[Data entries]
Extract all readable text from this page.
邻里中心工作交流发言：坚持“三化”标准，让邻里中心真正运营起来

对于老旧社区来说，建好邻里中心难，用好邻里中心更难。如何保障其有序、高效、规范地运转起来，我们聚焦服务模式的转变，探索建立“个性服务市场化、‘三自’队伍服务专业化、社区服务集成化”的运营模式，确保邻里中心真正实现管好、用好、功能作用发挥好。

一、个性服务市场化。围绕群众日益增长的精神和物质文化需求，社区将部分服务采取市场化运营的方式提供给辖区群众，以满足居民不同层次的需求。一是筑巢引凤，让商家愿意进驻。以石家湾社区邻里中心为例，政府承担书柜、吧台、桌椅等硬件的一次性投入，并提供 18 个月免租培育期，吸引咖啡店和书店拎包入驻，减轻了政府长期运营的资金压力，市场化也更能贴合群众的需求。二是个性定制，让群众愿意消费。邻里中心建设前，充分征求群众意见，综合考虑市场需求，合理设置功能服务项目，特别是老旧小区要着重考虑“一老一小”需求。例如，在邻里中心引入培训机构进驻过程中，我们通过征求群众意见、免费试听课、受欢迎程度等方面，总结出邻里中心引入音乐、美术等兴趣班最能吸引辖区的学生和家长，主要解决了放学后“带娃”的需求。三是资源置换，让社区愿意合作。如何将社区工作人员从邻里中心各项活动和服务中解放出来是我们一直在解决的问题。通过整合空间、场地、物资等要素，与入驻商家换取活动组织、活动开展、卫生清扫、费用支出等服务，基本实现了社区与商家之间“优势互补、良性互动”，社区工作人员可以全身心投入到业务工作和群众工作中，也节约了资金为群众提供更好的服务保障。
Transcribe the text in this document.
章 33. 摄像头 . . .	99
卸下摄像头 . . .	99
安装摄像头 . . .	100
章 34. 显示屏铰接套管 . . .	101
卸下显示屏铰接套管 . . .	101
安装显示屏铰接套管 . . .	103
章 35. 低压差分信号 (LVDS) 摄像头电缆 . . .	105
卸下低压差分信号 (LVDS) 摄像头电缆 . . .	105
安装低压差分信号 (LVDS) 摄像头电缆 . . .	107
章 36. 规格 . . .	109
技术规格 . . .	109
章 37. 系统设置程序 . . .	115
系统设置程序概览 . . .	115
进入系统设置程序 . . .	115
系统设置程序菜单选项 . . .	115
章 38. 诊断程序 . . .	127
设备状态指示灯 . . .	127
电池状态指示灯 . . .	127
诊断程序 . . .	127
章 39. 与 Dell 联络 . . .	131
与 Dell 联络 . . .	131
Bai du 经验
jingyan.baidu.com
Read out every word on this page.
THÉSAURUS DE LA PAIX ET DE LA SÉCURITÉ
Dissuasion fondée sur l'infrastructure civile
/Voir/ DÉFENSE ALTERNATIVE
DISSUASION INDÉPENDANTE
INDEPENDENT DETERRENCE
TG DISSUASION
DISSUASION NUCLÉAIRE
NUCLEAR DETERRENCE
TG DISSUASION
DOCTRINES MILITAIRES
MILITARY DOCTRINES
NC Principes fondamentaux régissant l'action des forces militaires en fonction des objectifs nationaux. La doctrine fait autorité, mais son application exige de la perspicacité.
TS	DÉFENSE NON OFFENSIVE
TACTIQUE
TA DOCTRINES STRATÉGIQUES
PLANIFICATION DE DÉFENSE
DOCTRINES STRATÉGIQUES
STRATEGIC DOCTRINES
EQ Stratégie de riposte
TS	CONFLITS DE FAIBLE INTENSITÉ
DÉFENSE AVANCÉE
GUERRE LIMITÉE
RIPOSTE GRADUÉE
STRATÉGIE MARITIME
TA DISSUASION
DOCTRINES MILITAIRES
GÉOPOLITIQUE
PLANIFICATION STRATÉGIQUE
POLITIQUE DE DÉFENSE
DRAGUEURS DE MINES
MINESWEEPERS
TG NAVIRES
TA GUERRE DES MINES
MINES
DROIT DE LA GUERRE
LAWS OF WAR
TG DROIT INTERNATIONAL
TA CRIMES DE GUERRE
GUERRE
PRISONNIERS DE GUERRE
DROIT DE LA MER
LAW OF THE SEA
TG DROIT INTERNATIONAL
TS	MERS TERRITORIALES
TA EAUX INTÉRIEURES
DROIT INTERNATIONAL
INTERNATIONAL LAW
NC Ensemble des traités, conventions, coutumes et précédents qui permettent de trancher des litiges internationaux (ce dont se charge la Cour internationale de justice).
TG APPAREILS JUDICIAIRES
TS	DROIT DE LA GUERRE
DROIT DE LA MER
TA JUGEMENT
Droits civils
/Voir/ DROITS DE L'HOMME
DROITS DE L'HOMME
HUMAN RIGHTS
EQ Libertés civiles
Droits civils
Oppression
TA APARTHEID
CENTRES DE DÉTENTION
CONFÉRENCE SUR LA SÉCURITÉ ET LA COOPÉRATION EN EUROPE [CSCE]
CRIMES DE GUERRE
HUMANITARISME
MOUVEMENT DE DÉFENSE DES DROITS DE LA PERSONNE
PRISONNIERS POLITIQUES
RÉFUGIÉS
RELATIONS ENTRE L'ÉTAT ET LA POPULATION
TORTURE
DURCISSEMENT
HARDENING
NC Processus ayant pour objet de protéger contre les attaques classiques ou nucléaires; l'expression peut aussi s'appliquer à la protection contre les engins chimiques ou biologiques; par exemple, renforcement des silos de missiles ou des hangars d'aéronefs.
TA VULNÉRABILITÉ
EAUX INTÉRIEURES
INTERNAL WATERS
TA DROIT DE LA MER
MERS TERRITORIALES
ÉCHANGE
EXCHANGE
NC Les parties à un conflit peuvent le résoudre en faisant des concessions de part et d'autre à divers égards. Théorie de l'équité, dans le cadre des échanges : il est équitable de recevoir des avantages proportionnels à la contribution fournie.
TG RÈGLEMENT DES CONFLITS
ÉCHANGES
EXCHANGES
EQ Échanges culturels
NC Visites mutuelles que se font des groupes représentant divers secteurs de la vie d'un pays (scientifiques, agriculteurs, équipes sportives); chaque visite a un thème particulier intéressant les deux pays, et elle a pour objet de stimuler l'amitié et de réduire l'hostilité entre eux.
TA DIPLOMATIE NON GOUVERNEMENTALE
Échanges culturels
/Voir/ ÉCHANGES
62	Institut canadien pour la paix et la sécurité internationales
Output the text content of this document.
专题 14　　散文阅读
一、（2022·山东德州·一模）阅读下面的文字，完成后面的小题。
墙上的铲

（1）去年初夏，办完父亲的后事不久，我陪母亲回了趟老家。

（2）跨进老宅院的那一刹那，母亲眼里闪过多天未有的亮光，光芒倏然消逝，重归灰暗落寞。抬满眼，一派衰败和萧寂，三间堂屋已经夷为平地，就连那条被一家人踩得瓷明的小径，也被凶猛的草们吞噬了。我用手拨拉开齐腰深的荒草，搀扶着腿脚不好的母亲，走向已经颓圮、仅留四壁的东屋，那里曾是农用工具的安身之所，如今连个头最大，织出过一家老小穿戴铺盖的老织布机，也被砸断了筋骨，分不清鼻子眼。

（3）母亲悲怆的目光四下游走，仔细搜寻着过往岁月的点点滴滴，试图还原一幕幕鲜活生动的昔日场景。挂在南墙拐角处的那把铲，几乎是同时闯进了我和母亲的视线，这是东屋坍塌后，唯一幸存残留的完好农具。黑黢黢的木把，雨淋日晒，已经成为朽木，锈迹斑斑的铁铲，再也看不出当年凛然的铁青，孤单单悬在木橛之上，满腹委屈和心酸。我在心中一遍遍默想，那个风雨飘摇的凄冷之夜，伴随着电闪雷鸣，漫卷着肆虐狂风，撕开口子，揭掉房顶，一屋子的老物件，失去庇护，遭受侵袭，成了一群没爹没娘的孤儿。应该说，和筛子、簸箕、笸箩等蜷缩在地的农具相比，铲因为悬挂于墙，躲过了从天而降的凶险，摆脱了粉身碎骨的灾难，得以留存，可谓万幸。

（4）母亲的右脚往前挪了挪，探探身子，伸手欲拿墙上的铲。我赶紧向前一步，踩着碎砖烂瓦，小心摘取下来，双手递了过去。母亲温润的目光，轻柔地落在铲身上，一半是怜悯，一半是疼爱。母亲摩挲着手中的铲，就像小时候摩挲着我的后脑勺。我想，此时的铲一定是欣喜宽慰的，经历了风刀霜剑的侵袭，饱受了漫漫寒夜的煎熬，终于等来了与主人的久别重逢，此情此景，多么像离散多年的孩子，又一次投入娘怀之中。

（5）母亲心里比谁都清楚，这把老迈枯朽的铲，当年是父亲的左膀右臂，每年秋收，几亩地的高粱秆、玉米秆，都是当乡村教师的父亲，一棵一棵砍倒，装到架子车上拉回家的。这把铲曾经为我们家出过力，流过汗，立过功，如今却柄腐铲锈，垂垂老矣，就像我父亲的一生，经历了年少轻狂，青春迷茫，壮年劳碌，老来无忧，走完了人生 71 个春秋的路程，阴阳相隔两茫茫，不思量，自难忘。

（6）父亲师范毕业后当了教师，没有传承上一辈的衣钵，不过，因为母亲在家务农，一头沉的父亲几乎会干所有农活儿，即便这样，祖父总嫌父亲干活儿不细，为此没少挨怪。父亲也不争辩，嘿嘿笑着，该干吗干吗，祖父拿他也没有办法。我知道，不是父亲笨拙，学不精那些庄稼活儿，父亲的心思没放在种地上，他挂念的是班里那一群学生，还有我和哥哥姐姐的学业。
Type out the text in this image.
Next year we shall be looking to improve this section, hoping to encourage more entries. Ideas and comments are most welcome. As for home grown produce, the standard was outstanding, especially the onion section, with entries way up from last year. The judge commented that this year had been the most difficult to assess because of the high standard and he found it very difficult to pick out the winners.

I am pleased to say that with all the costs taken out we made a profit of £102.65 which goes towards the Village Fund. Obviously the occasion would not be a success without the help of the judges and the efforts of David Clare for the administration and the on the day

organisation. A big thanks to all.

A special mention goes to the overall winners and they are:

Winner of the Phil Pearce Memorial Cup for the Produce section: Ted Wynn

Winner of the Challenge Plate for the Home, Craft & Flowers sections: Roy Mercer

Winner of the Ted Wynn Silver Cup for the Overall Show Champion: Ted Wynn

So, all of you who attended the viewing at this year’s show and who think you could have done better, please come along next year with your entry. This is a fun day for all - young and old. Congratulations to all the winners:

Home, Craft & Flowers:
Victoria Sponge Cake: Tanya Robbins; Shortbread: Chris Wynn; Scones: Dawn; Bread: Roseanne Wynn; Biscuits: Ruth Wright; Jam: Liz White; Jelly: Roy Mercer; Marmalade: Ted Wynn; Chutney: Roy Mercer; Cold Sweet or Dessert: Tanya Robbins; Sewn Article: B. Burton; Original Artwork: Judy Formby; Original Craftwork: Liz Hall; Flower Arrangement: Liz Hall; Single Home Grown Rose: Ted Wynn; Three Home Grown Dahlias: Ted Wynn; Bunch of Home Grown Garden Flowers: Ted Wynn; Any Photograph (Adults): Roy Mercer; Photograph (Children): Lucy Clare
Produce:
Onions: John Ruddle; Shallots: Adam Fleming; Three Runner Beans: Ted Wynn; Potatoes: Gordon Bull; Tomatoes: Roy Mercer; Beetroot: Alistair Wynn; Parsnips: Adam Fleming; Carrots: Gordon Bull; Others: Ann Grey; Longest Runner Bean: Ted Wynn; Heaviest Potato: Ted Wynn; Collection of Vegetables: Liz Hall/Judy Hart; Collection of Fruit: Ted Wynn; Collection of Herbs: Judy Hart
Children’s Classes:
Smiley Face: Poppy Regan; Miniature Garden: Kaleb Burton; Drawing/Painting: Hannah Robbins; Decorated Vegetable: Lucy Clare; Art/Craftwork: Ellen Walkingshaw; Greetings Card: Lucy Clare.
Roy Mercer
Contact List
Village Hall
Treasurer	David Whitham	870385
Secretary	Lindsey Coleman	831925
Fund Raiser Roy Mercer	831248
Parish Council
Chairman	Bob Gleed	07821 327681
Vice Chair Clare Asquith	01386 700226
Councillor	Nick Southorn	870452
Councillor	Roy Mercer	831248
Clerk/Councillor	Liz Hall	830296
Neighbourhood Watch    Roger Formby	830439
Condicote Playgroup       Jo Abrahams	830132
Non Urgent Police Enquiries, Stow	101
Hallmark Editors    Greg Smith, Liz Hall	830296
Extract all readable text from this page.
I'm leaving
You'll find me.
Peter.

Problem description: In the listing above, how many lines hold the word "PLANIFICATION"? Give the number and nothing more.

Exercise response: 2